[Stored records]
·····

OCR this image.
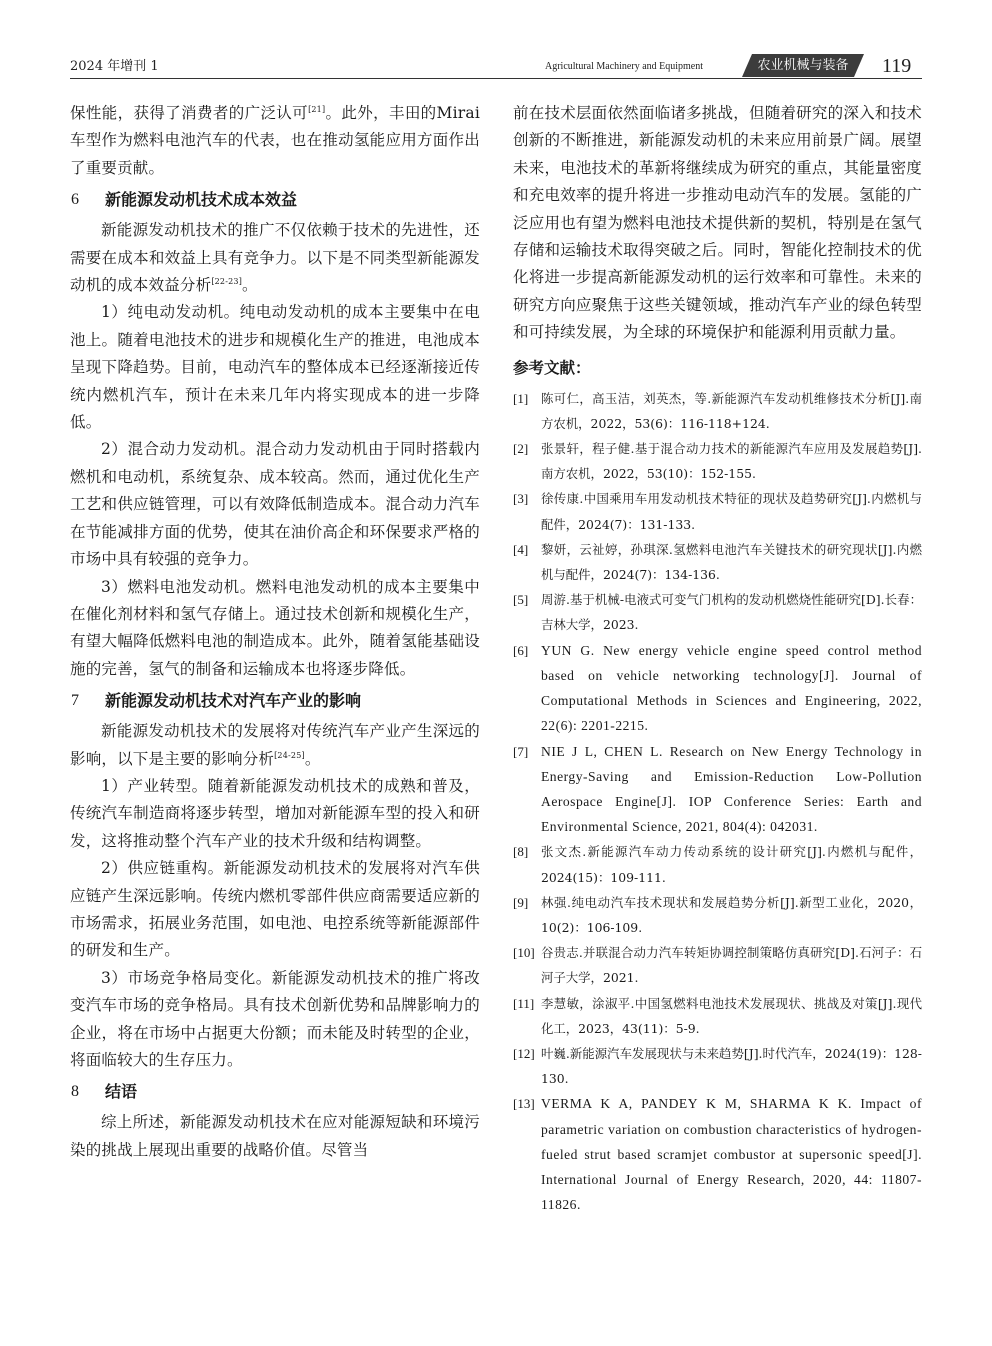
2024 年增刊 1	Agricultural Machinery and Equipment	农业机械与装备	119

保性能，获得了消费者的广泛认可[21]。此外，丰田的Mirai车型作为燃料电池汽车的代表，也在推动氢能应用方面作出了重要贡献。

6 新能源发动机技术成本效益

新能源发动机技术的推广不仅依赖于技术的先进性，还需要在成本和效益上具有竞争力。以下是不同类型新能源发动机的成本效益分析[22-23]。

1）纯电动发动机。纯电动发动机的成本主要集中在电池上。随着电池技术的进步和规模化生产的推进，电池成本呈现下降趋势。目前，电动汽车的整体成本已经逐渐接近传统内燃机汽车，预计在未来几年内将实现成本的进一步降低。

2）混合动力发动机。混合动力发动机由于同时搭载内燃机和电动机，系统复杂、成本较高。然而，通过优化生产工艺和供应链管理，可以有效降低制造成本。混合动力汽车在节能减排方面的优势，使其在油价高企和环保要求严格的市场中具有较强的竞争力。

3）燃料电池发动机。燃料电池发动机的成本主要集中在催化剂材料和氢气存储上。通过技术创新和规模化生产，有望大幅降低燃料电池的制造成本。此外，随着氢能基础设施的完善，氢气的制备和运输成本也将逐步降低。

7 新能源发动机技术对汽车产业的影响

新能源发动机技术的发展将对传统汽车产业产生深远的影响，以下是主要的影响分析[24-25]。

1）产业转型。随着新能源发动机技术的成熟和普及，传统汽车制造商将逐步转型，增加对新能源车型的投入和研发，这将推动整个汽车产业的技术升级和结构调整。

2）供应链重构。新能源发动机技术的发展将对汽车供应链产生深远影响。传统内燃机零部件供应商需要适应新的市场需求，拓展业务范围，如电池、电控系统等新能源部件的研发和生产。

3）市场竞争格局变化。新能源发动机技术的推广将改变汽车市场的竞争格局。具有技术创新优势和品牌影响力的企业，将在市场中占据更大份额；而未能及时转型的企业，将面临较大的生存压力。

8 结语

综上所述，新能源发动机技术在应对能源短缺和环境污染的挑战上展现出重要的战略价值。尽管当

前在技术层面依然面临诸多挑战，但随着研究的深入和技术创新的不断推进，新能源发动机的未来应用前景广阔。展望未来，电池技术的革新将继续成为研究的重点，其能量密度和充电效率的提升将进一步推动电动汽车的发展。氢能的广泛应用也有望为燃料电池技术提供新的契机，特别是在氢气存储和运输技术取得突破之后。同时，智能化控制技术的优化将进一步提高新能源发动机的运行效率和可靠性。未来的研究方向应聚焦于这些关键领域，推动汽车产业的绿色转型和可持续发展，为全球的环境保护和能源利用贡献力量。

参考文献：

[1] 陈可仁，高玉洁，刘英杰，等.新能源汽车发动机维修技术分析[J].南方农机，2022，53(6)：116-118+124.

[2] 张景轩，程子健.基于混合动力技术的新能源汽车应用及发展趋势[J].南方农机，2022，53(10)：152-155.

[3] 徐传康.中国乘用车用发动机技术特征的现状及趋势研究[J].内燃机与配件，2024(7)：131-133.

[4] 黎妍，云祉婷，孙琪深.氢燃料电池汽车关键技术的研究现状[J].内燃机与配件，2024(7)：134-136.

[5] 周游.基于机械-电液式可变气门机构的发动机燃烧性能研究[D].长春：吉林大学，2023.

[6] YUN G. New energy vehicle engine speed control method based on vehicle networking technology[J]. Journal of Computational Methods in Sciences and Engineering, 2022, 22(6): 2201-2215.

[7] NIE J L, CHEN L. Research on New Energy Technology in Energy-Saving and Emission-Reduction Low-Pollution Aerospace Engine[J]. IOP Conference Series: Earth and Environmental Science, 2021, 804(4): 042031.

[8] 张文杰.新能源汽车动力传动系统的设计研究[J].内燃机与配件，2024(15)：109-111.

[9] 林强.纯电动汽车技术现状和发展趋势分析[J].新型工业化，2020，10(2)：106-109.

[10] 谷贵志.并联混合动力汽车转矩协调控制策略仿真研究[D].石河子：石河子大学，2021.

[11] 李慧敏，涂淑平.中国氢燃料电池技术发展现状、挑战及对策[J].现代化工，2023，43(11)：5-9.

[12] 叶巍.新能源汽车发展现状与未来趋势[J].时代汽车，2024(19)：128-130.

[13] VERMA K A, PANDEY K M, SHARMA K K. Impact of parametric variation on combustion characteristics of hydrogen-fueled strut based scramjet combustor at supersonic speed[J]. International Journal of Energy Research, 2020, 44: 11807-11826.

·····

* [The task]: Give every line of the material that includes the string "speed".

* [Answer for this exercise]:
[6] YUN G. New energy vehicle engine speed control method based on vehicle networking technology[J]. Journal of Computational Methods in Sciences and Engineering, 2022, 22(6): 2201-2215.
[13] VERMA K A, PANDEY K M, SHARMA K K. Impact of parametric variation on combustion characteristics of hydrogen-fueled strut based scramjet combustor at supersonic speed[J]. International Journal of Energy Research, 2020, 44: 11807-11826.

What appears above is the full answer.